'''

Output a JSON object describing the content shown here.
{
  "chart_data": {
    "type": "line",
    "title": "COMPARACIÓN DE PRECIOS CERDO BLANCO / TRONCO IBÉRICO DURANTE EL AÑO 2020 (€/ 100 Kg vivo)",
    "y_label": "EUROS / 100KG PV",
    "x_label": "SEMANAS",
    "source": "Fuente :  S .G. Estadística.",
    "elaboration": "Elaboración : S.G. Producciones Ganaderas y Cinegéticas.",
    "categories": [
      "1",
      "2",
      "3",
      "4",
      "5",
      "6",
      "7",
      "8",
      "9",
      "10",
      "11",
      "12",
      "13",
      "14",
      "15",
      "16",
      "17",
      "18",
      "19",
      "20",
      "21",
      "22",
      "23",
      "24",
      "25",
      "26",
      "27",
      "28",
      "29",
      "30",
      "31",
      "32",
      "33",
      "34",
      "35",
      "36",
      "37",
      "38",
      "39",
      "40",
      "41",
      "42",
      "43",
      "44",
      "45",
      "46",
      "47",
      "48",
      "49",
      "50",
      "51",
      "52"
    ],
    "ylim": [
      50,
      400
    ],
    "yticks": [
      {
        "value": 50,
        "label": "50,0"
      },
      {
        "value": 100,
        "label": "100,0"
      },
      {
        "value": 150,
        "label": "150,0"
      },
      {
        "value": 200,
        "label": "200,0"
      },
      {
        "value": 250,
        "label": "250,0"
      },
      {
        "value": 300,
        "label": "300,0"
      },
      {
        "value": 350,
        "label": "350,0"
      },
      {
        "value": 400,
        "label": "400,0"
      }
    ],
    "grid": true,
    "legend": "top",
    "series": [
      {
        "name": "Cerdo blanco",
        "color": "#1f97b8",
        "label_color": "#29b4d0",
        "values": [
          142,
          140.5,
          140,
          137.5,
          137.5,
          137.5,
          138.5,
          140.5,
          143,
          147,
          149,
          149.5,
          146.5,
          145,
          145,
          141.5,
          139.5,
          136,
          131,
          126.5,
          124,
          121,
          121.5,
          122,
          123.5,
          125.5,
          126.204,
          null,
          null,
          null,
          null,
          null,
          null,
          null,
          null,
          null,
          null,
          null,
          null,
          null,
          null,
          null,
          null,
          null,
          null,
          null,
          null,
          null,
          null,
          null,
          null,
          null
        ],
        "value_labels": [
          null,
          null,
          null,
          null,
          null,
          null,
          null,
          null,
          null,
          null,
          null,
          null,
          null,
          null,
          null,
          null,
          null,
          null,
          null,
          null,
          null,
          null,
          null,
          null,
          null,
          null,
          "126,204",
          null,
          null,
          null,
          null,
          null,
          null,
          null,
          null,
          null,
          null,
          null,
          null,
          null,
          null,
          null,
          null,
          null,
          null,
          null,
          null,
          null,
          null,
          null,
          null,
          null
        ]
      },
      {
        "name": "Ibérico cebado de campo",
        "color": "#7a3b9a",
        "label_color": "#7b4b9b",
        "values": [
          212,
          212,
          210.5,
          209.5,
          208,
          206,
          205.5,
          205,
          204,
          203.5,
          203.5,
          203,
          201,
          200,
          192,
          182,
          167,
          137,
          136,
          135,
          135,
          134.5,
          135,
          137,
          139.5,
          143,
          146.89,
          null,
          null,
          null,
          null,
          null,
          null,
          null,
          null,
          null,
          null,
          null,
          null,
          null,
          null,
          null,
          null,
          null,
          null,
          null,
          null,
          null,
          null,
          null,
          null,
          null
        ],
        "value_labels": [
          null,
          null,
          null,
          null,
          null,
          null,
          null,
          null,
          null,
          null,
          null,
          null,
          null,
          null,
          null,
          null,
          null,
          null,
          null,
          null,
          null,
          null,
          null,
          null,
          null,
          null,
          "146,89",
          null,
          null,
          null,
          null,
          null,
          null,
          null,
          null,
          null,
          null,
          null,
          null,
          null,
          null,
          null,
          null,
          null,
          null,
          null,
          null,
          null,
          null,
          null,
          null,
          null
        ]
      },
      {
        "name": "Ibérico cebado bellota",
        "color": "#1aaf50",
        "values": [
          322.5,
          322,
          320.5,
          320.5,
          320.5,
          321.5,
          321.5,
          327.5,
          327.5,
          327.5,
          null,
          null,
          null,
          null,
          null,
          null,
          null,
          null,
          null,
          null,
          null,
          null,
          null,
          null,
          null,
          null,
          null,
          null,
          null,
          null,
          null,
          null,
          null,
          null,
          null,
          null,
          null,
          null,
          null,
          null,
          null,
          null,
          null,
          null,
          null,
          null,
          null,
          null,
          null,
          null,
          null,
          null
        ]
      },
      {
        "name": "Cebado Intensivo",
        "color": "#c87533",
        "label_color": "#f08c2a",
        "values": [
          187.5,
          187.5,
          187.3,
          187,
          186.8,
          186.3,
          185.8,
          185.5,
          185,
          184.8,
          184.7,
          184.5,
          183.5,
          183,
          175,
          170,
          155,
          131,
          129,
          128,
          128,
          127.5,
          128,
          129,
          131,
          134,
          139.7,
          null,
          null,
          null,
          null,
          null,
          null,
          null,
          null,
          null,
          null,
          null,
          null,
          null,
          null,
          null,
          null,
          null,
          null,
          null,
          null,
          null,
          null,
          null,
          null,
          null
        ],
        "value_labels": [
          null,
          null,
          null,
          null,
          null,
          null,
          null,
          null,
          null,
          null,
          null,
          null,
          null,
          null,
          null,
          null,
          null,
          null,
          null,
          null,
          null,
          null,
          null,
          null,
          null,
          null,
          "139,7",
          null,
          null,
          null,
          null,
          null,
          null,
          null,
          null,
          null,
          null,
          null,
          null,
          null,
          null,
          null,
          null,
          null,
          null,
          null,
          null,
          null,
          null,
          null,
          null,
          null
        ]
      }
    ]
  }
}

'''

## Exercise goal
Take the records above and return them exactly as written.

## Solved exercise
Output a JSON object describing the content shown here.
{
  "chart_data": {
    "type": "line",
    "title": "COMPARACIÓN DE PRECIOS CERDO BLANCO / TRONCO IBÉRICO DURANTE EL AÑO 2020 (€/ 100 Kg vivo)",
    "y_label": "EUROS / 100KG PV",
    "x_label": "SEMANAS",
    "source": "Fuente :  S .G. Estadística.",
    "elaboration": "Elaboración : S.G. Producciones Ganaderas y Cinegéticas.",
    "categories": [
      "1",
      "2",
      "3",
      "4",
      "5",
      "6",
      "7",
      "8",
      "9",
      "10",
      "11",
      "12",
      "13",
      "14",
      "15",
      "16",
      "17",
      "18",
      "19",
      "20",
      "21",
      "22",
      "23",
      "24",
      "25",
      "26",
      "27",
      "28",
      "29",
      "30",
      "31",
      "32",
      "33",
      "34",
      "35",
      "36",
      "37",
      "38",
      "39",
      "40",
      "41",
      "42",
      "43",
      "44",
      "45",
      "46",
      "47",
      "48",
      "49",
      "50",
      "51",
      "52"
    ],
    "ylim": [
      50,
      400
    ],
    "yticks": [
      {
        "value": 50,
        "label": "50,0"
      },
      {
        "value": 100,
        "label": "100,0"
      },
      {
        "value": 150,
        "label": "150,0"
      },
      {
        "value": 200,
        "label": "200,0"
      },
      {
        "value": 250,
        "label": "250,0"
      },
      {
        "value": 300,
        "label": "300,0"
      },
      {
        "value": 350,
        "label": "350,0"
      },
      {
        "value": 400,
        "label": "400,0"
      }
    ],
    "grid": true,
    "legend": "top",
    "series": [
      {
        "name": "Cerdo blanco",
        "color": "#1f97b8",
        "label_color": "#29b4d0",
        "values": [
          142,
          140.5,
          140,
          137.5,
          137.5,
          137.5,
          138.5,
          140.5,
          143,
          147,
          149,
          149.5,
          146.5,
          145,
          145,
          141.5,
          139.5,
          136,
          131,
          126.5,
          124,
          121,
          121.5,
          122,
          123.5,
          125.5,
          126.204,
          null,
          null,
          null,
          null,
          null,
          null,
          null,
          null,
          null,
          null,
          null,
          null,
          null,
          null,
          null,
          null,
          null,
          null,
          null,
          null,
          null,
          null,
          null,
          null,
          null
        ],
        "value_labels": [
          null,
          null,
          null,
          null,
          null,
          null,
          null,
          null,
          null,
          null,
          null,
          null,
          null,
          null,
          null,
          null,
          null,
          null,
          null,
          null,
          null,
          null,
          null,
          null,
          null,
          null,
          "126,204",
          null,
          null,
          null,
          null,
          null,
          null,
          null,
          null,
          null,
          null,
          null,
          null,
          null,
          null,
          null,
          null,
          null,
          null,
          null,
          null,
          null,
          null,
          null,
          null,
          null
        ]
      },
      {
        "name": "Ibérico cebado de campo",
        "color": "#7a3b9a",
        "label_color": "#7b4b9b",
        "values": [
          212,
          212,
          210.5,
          209.5,
          208,
          206,
          205.5,
          205,
          204,
          203.5,
          203.5,
          203,
          201,
          200,
          192,
          182,
          167,
          137,
          136,
          135,
          135,
          134.5,
          135,
          137,
          139.5,
          143,
          146.89,
          null,
          null,
          null,
          null,
          null,
          null,
          null,
          null,
          null,
          null,
          null,
          null,
          null,
          null,
          null,
          null,
          null,
          null,
          null,
          null,
          null,
          null,
          null,
          null,
          null
        ],
        "value_labels": [
          null,
          null,
          null,
          null,
          null,
          null,
          null,
          null,
          null,
          null,
          null,
          null,
          null,
          null,
          null,
          null,
          null,
          null,
          null,
          null,
          null,
          null,
          null,
          null,
          null,
          null,
          "146,89",
          null,
          null,
          null,
          null,
          null,
          null,
          null,
          null,
          null,
          null,
          null,
          null,
          null,
          null,
          null,
          null,
          null,
          null,
          null,
          null,
          null,
          null,
          null,
          null,
          null
        ]
      },
      {
        "name": "Ibérico cebado bellota",
        "color": "#1aaf50",
        "values": [
          322.5,
          322,
          320.5,
          320.5,
          320.5,
          321.5,
          321.5,
          327.5,
          327.5,
          327.5,
          null,
          null,
          null,
          null,
          null,
          null,
          null,
          null,
          null,
          null,
          null,
          null,
          null,
          null,
          null,
          null,
          null,
          null,
          null,
          null,
          null,
          null,
          null,
          null,
          null,
          null,
          null,
          null,
          null,
          null,
          null,
          null,
          null,
          null,
          null,
          null,
          null,
          null,
          null,
          null,
          null,
          null
        ]
      },
      {
        "name": "Cebado Intensivo",
        "color": "#c87533",
        "label_color": "#f08c2a",
        "values": [
          187.5,
          187.5,
          187.3,
          187,
          186.8,
          186.3,
          185.8,
          185.5,
          185,
          184.8,
          184.7,
          184.5,
          183.5,
          183,
          175,
          170,
          155,
          131,
          129,
          128,
          128,
          127.5,
          128,
          129,
          131,
          134,
          139.7,
          null,
          null,
          null,
          null,
          null,
          null,
          null,
          null,
          null,
          null,
          null,
          null,
          null,
          null,
          null,
          null,
          null,
          null,
          null,
          null,
          null,
          null,
          null,
          null,
          null
        ],
        "value_labels": [
          null,
          null,
          null,
          null,
          null,
          null,
          null,
          null,
          null,
          null,
          null,
          null,
          null,
          null,
          null,
          null,
          null,
          null,
          null,
          null,
          null,
          null,
          null,
          null,
          null,
          null,
          "139,7",
          null,
          null,
          null,
          null,
          null,
          null,
          null,
          null,
          null,
          null,
          null,
          null,
          null,
          null,
          null,
          null,
          null,
          null,
          null,
          null,
          null,
          null,
          null,
          null,
          null
        ]
      }
    ]
  }
}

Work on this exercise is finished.